- **Texto a ler**:

O documento da Nova Geração de Políticas de Habitação é uma orientação estratégica para o Governo, que tem como prioridade política garantir a todos o direito à habitação adequada em Portugal.

Este documento, que prevê, entre outros instrumentos, um conjunto de medidas de alteração do enquadramento fiscal do mercado de arrendamento, tem o intuito de fazer deste mercado uma verdadeira alternativa habitacional, o que até então não se tem verificado.

Os problemas do mercado de arrendamento (que já têm décadas) acentuam-se agora com o mercado imobiliário em total ebulição. Depois da estagnação a que se viu votado no período de crise económica que abalou Portugal, esses dias negros estão cada vez mais distantes e por vezes parecem até estar esquecidos. A retoma fez-se de tal modo que hoje é o próprio mercado a exigir mais stock imobiliário, quer para o mercado de compra e venda, quer para o mercado de arrendamento (em particular, nos grandes centros urbanos),para que se possa dar uma resposta adequada às necessidades da procura existente.

E, como sabemos, a falta de ativos no mercado, faz com que os preços praticados subam, estando, neste momento acima do que seria desejável e das possibilidades da grande maioria das famílias portuguesas, dificultando o acesso à habitação.

Por isto, este documento apresentado pelo Governo promove alterações legislativas em matéria de arrendamento urbano, onde se encontram medidas cujo objetivo seria o de resolver as situações de desequilíbrio entre os direitos de senhorios e inquilinos.  

No entanto, esta proposta veio reabrir o ringue de boxe onde se trava a luta entre as duas partes, uma luta clássica que não se prevê quando possa ter fim, de onde nunca sairá nenhum vencedor, mas apenas perdedores, que são  os portugueses que procuram e precisam de uma casa para viver.

No contexto que vivemos, o centro do debate não pode voltar as ser a corda que é puxada por proprietários, de um lado, e por inquilinos, do outro, mas sim as medidas que poderão trazer algum equilíbrio a um mercado que não está a conseguir dar resposta à garantia do acesso à habitação.

- **Dados fornecidos**:

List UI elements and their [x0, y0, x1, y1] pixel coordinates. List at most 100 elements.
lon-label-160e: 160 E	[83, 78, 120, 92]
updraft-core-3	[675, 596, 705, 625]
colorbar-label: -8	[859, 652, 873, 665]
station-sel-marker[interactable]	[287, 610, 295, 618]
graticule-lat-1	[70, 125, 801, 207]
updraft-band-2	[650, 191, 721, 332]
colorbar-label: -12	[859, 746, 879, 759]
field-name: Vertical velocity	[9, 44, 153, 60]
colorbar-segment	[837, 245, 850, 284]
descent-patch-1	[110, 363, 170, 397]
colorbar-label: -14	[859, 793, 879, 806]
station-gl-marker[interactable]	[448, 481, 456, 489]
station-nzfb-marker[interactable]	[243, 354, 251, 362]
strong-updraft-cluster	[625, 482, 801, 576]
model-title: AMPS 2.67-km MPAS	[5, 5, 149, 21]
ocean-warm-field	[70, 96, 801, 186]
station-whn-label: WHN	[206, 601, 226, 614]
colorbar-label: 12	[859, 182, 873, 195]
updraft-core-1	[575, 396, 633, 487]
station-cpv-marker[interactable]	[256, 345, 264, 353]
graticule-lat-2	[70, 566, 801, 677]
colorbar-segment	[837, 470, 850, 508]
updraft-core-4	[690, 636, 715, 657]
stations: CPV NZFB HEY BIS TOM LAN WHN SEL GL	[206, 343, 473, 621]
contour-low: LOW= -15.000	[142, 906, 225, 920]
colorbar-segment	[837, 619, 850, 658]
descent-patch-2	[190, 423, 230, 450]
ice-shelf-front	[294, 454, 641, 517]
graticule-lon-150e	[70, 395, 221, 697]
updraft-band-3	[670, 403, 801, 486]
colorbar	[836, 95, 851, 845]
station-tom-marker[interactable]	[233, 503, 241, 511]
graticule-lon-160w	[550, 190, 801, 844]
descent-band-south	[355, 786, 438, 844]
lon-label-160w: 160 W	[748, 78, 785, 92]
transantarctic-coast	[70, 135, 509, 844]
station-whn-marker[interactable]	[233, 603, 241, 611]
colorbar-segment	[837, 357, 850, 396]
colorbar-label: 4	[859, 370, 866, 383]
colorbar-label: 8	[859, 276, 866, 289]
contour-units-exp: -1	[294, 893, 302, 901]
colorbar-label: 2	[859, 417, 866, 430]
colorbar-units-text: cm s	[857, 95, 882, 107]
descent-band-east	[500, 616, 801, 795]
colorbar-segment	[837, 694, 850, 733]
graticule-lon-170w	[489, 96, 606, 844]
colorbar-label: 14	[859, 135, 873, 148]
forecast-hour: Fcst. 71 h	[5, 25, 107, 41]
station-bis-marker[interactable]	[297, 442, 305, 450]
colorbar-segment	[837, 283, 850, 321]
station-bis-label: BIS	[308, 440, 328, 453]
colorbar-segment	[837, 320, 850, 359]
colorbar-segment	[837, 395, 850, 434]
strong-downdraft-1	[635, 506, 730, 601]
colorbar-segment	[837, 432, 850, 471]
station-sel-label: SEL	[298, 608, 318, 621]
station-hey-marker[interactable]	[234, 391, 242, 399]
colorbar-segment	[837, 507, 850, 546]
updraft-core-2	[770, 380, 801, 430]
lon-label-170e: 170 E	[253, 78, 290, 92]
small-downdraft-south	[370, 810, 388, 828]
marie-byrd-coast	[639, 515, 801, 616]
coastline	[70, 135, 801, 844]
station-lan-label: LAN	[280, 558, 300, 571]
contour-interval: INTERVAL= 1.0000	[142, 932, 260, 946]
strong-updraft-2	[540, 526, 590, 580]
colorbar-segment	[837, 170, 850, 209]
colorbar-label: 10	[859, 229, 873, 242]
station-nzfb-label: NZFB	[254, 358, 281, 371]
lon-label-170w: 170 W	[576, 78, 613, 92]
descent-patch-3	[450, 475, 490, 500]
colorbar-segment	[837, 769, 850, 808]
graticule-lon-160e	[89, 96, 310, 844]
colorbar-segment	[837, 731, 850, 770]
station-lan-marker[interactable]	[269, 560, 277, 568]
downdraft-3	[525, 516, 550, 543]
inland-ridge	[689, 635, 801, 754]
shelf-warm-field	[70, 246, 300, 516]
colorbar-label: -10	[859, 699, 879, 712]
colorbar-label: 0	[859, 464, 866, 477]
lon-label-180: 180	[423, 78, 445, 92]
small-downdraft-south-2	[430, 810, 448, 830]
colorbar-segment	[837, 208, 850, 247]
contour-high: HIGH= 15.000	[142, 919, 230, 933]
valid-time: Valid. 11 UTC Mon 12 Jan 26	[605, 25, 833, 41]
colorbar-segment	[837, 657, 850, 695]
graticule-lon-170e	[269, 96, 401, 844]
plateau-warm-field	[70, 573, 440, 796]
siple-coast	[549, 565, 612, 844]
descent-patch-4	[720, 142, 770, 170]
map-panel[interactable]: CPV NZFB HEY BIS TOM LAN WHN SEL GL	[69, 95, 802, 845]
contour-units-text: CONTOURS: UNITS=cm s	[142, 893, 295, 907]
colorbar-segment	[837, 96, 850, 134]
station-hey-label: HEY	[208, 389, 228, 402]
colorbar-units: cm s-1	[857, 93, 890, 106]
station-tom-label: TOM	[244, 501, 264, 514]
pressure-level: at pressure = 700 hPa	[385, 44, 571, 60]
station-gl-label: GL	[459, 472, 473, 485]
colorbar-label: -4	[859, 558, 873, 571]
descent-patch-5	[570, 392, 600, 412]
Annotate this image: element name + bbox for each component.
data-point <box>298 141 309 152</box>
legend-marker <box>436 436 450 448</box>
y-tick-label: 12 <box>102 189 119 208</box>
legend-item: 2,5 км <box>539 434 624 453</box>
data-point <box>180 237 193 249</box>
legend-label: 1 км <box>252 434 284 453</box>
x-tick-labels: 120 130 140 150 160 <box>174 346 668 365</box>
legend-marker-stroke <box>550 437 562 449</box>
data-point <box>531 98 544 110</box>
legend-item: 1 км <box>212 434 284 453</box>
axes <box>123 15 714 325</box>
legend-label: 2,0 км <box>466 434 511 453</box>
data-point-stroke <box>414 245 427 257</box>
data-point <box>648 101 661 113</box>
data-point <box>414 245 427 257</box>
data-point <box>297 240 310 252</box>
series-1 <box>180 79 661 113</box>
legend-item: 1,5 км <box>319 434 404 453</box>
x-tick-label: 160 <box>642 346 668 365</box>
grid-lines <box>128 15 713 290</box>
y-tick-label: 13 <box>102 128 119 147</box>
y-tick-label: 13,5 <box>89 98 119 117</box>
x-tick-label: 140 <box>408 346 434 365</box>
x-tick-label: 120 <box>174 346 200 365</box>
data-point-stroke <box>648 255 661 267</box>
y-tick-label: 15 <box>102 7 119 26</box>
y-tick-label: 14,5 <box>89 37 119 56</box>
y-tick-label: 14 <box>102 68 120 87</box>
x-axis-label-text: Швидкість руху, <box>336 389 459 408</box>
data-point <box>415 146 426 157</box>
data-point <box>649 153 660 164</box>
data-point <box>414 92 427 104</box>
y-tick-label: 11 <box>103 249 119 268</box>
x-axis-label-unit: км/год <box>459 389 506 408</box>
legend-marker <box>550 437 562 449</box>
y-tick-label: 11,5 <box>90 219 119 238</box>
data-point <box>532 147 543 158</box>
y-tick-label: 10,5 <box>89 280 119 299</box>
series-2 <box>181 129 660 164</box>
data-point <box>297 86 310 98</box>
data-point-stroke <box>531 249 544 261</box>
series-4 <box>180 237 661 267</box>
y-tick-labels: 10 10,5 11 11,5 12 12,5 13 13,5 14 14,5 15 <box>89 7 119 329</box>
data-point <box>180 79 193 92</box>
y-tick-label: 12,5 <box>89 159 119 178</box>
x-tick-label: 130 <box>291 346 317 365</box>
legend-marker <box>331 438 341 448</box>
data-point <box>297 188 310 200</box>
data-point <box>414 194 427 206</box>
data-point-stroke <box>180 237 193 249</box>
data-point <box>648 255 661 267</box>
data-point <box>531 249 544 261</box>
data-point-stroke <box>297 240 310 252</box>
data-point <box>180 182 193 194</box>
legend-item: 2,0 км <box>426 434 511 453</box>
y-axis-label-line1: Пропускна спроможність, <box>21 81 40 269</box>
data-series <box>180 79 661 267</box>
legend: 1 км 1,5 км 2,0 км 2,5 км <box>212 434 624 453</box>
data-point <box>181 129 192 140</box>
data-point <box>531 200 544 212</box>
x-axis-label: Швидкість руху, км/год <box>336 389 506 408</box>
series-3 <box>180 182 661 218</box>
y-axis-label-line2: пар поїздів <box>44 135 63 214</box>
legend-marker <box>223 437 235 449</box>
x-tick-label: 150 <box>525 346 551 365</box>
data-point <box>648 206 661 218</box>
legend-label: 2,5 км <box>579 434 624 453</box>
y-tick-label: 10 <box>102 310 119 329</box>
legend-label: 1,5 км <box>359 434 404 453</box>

- **As tarefas**:
1. Indique se cada uma das afirmações abaixo está de acordo com o texto sobre a política de habitação, respondendo sim ou não e citando literalmente as palavras do texto que o determinam.
(a) O documento prevê medidas de alteração do enquadramento fiscal do mercado de arrendamento.
(b) Os problemas do mercado de arrendamento são recentes.
(c) Da luta entre senhorios e inquilinos sairá um vencedor.
2. Responda às seguintes perguntas com base no texto sobre a política de habitação.
(a) Qual é a prioridade política do Governo referida?
(b) O que faz com que os preços praticados subam?
(c) Quem são os perdedores da luta entre as duas partes?
3. Reproduza o trecho do texto sobre a política de habitação com início em "Os problemas do" e fim em "dificultando o acesso à habitação.".

- **Respostas às tarefas**:
1.
(a) Sim: "um conjunto de medidas de alteração do enquadramento fiscal do mercado de arrendamento"
(b) Não: "Os problemas do mercado de arrendamento (que já têm décadas)"
(c) Não: "de onde nunca sairá nenhum vencedor, mas apenas perdedores"

2.
(a) Garantir a todos o direito à habitação adequada em Portugal.
(b) A falta de ativos no mercado.
(c) Os portugueses que procuram e precisam de uma casa para viver.

3.
Os problemas do mercado de arrendamento (que já têm décadas) acentuam-se agora com o mercado imobiliário em total ebulição. Depois da estagnação a que se viu votado no período de crise económica que abalou Portugal, esses dias negros estão cada vez mais distantes e por vezes parecem até estar esquecidos. A retoma fez-se de tal modo que hoje é o próprio mercado a exigir mais stock imobiliário, quer para o mercado de compra e venda, quer para o mercado de arrendamento (em particular, nos grandes centros urbanos),para que se possa dar uma resposta adequada às necessidades da procura existente.

E, como sabemos, a falta de ativos no mercado, faz com que os preços praticados subam, estando, neste momento acima do que seria desejável e das possibilidades da grande maioria das famílias portuguesas, dificultando o acesso à habitação.